SUPPLIED INFORMATION

--------------------------------------------------

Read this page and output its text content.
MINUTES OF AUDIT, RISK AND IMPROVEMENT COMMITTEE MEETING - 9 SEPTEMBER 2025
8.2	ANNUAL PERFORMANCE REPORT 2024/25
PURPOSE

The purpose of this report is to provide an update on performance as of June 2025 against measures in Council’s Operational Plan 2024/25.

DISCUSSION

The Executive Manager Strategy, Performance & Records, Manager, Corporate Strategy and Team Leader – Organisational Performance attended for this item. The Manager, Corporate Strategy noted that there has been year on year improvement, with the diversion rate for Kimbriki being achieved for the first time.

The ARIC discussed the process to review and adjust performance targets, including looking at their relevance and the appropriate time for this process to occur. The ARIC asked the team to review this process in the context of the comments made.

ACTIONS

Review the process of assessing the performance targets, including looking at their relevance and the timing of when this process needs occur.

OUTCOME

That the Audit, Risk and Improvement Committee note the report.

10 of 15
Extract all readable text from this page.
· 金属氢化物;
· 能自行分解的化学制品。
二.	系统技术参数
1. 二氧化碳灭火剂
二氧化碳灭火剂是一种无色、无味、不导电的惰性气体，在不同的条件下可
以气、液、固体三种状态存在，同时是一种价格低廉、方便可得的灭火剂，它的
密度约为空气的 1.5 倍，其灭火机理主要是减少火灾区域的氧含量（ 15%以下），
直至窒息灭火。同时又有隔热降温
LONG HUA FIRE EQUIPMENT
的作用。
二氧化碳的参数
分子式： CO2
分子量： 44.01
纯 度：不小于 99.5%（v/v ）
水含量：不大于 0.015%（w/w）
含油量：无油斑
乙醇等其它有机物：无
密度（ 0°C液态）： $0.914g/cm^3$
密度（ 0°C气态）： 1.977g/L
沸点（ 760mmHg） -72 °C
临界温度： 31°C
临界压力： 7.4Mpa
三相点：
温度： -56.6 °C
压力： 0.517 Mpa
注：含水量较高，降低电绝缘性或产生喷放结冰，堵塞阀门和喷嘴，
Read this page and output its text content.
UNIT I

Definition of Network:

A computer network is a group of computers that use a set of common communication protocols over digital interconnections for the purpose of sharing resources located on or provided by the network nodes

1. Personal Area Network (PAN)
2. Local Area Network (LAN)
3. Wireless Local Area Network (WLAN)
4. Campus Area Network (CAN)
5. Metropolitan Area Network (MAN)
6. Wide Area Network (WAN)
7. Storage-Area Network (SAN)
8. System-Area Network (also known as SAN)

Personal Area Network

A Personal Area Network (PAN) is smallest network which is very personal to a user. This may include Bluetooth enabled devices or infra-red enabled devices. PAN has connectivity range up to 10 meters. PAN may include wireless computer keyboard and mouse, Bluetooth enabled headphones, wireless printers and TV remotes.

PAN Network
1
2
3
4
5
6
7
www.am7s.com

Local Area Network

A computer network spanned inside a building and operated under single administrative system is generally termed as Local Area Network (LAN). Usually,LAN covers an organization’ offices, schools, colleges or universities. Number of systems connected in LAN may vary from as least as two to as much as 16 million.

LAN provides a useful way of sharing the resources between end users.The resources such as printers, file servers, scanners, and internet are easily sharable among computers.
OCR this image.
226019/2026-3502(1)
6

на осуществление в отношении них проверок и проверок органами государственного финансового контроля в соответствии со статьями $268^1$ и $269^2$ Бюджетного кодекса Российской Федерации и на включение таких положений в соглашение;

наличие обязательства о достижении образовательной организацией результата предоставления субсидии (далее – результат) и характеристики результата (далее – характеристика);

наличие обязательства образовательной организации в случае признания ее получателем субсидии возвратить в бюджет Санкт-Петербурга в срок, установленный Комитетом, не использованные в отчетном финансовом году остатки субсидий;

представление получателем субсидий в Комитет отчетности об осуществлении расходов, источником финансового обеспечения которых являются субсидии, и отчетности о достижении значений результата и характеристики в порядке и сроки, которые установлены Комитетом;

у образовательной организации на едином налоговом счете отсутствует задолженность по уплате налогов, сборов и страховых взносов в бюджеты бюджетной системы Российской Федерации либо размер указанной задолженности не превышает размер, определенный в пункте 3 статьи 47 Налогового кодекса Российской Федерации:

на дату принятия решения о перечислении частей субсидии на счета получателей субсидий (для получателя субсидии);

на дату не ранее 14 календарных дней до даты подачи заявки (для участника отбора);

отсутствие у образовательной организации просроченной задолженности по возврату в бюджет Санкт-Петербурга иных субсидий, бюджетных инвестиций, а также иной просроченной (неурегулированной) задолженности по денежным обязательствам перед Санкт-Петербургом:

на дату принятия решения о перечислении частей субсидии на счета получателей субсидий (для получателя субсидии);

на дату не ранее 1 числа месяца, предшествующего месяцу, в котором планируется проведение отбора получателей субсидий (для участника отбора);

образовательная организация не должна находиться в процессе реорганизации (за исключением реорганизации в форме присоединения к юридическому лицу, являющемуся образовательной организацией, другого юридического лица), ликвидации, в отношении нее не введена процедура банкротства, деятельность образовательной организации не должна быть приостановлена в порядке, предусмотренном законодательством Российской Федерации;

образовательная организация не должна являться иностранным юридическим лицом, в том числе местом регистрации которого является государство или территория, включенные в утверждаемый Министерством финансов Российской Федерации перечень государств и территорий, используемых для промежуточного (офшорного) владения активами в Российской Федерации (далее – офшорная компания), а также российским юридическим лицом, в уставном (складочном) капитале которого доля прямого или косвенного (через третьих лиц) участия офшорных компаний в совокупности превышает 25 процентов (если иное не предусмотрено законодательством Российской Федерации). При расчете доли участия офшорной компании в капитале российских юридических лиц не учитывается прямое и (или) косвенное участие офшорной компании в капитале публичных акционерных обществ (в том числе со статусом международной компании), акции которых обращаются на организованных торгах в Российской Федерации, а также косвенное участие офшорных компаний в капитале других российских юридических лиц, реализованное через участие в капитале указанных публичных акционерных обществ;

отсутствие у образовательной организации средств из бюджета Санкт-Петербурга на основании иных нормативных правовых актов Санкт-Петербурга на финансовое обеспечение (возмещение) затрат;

--------------------------------------------------

OBJECTIVE
Reproduce each record exactly, leaving nothing out.

RESPONSE FOR THIS EXERCISE
Read this page and output its text content.
MINUTES OF AUDIT, RISK AND IMPROVEMENT COMMITTEE MEETING - 9 SEPTEMBER 2025
8.2	ANNUAL PERFORMANCE REPORT 2024/25
PURPOSE

The purpose of this report is to provide an update on performance as of June 2025 against measures in Council’s Operational Plan 2024/25.

DISCUSSION

The Executive Manager Strategy, Performance & Records, Manager, Corporate Strategy and Team Leader – Organisational Performance attended for this item. The Manager, Corporate Strategy noted that there has been year on year improvement, with the diversion rate for Kimbriki being achieved for the first time.

The ARIC discussed the process to review and adjust performance targets, including looking at their relevance and the appropriate time for this process to occur. The ARIC asked the team to review this process in the context of the comments made.

ACTIONS

Review the process of assessing the performance targets, including looking at their relevance and the timing of when this process needs occur.

OUTCOME

That the Audit, Risk and Improvement Committee note the report.

10 of 15
Extract all readable text from this page.
· 金属氢化物;
· 能自行分解的化学制品。
二.	系统技术参数
1. 二氧化碳灭火剂
二氧化碳灭火剂是一种无色、无味、不导电的惰性气体，在不同的条件下可
以气、液、固体三种状态存在，同时是一种价格低廉、方便可得的灭火剂，它的
密度约为空气的 1.5 倍，其灭火机理主要是减少火灾区域的氧含量（ 15%以下），
直至窒息灭火。同时又有隔热降温
LONG HUA FIRE EQUIPMENT
的作用。
二氧化碳的参数
分子式： CO2
分子量： 44.01
纯 度：不小于 99.5%（v/v ）
水含量：不大于 0.015%（w/w）
含油量：无油斑
乙醇等其它有机物：无
密度（ 0°C液态）： $0.914g/cm^3$
密度（ 0°C气态）： 1.977g/L
沸点（ 760mmHg） -72 °C
临界温度： 31°C
临界压力： 7.4Mpa
三相点：
温度： -56.6 °C
压力： 0.517 Mpa
注：含水量较高，降低电绝缘性或产生喷放结冰，堵塞阀门和喷嘴，
Read this page and output its text content.
UNIT I

Definition of Network:

A computer network is a group of computers that use a set of common communication protocols over digital interconnections for the purpose of sharing resources located on or provided by the network nodes

1. Personal Area Network (PAN)
2. Local Area Network (LAN)
3. Wireless Local Area Network (WLAN)
4. Campus Area Network (CAN)
5. Metropolitan Area Network (MAN)
6. Wide Area Network (WAN)
7. Storage-Area Network (SAN)
8. System-Area Network (also known as SAN)

Personal Area Network

A Personal Area Network (PAN) is smallest network which is very personal to a user. This may include Bluetooth enabled devices or infra-red enabled devices. PAN has connectivity range up to 10 meters. PAN may include wireless computer keyboard and mouse, Bluetooth enabled headphones, wireless printers and TV remotes.

PAN Network
1
2
3
4
5
6
7
www.am7s.com

Local Area Network

A computer network spanned inside a building and operated under single administrative system is generally termed as Local Area Network (LAN). Usually,LAN covers an organization’ offices, schools, colleges or universities. Number of systems connected in LAN may vary from as least as two to as much as 16 million.

LAN provides a useful way of sharing the resources between end users.The resources such as printers, file servers, scanners, and internet are easily sharable among computers.
OCR this image.
226019/2026-3502(1)
6

на осуществление в отношении них проверок и проверок органами государственного финансового контроля в соответствии со статьями $268^1$ и $269^2$ Бюджетного кодекса Российской Федерации и на включение таких положений в соглашение;

наличие обязательства о достижении образовательной организацией результата предоставления субсидии (далее – результат) и характеристики результата (далее – характеристика);

наличие обязательства образовательной организации в случае признания ее получателем субсидии возвратить в бюджет Санкт-Петербурга в срок, установленный Комитетом, не использованные в отчетном финансовом году остатки субсидий;

представление получателем субсидий в Комитет отчетности об осуществлении расходов, источником финансового обеспечения которых являются субсидии, и отчетности о достижении значений результата и характеристики в порядке и сроки, которые установлены Комитетом;

у образовательной организации на едином налоговом счете отсутствует задолженность по уплате налогов, сборов и страховых взносов в бюджеты бюджетной системы Российской Федерации либо размер указанной задолженности не превышает размер, определенный в пункте 3 статьи 47 Налогового кодекса Российской Федерации:

на дату принятия решения о перечислении частей субсидии на счета получателей субсидий (для получателя субсидии);

на дату не ранее 14 календарных дней до даты подачи заявки (для участника отбора);

отсутствие у образовательной организации просроченной задолженности по возврату в бюджет Санкт-Петербурга иных субсидий, бюджетных инвестиций, а также иной просроченной (неурегулированной) задолженности по денежным обязательствам перед Санкт-Петербургом:

на дату принятия решения о перечислении частей субсидии на счета получателей субсидий (для получателя субсидии);

на дату не ранее 1 числа месяца, предшествующего месяцу, в котором планируется проведение отбора получателей субсидий (для участника отбора);

образовательная организация не должна находиться в процессе реорганизации (за исключением реорганизации в форме присоединения к юридическому лицу, являющемуся образовательной организацией, другого юридического лица), ликвидации, в отношении нее не введена процедура банкротства, деятельность образовательной организации не должна быть приостановлена в порядке, предусмотренном законодательством Российской Федерации;

образовательная организация не должна являться иностранным юридическим лицом, в том числе местом регистрации которого является государство или территория, включенные в утверждаемый Министерством финансов Российской Федерации перечень государств и территорий, используемых для промежуточного (офшорного) владения активами в Российской Федерации (далее – офшорная компания), а также российским юридическим лицом, в уставном (складочном) капитале которого доля прямого или косвенного (через третьих лиц) участия офшорных компаний в совокупности превышает 25 процентов (если иное не предусмотрено законодательством Российской Федерации). При расчете доли участия офшорной компании в капитале российских юридических лиц не учитывается прямое и (или) косвенное участие офшорной компании в капитале публичных акционерных обществ (в том числе со статусом международной компании), акции которых обращаются на организованных торгах в Российской Федерации, а также косвенное участие офшорных компаний в капитале других российских юридических лиц, реализованное через участие в капитале указанных публичных акционерных обществ;

отсутствие у образовательной организации средств из бюджета Санкт-Петербурга на основании иных нормативных правовых актов Санкт-Петербурга на финансовое обеспечение (возмещение) затрат;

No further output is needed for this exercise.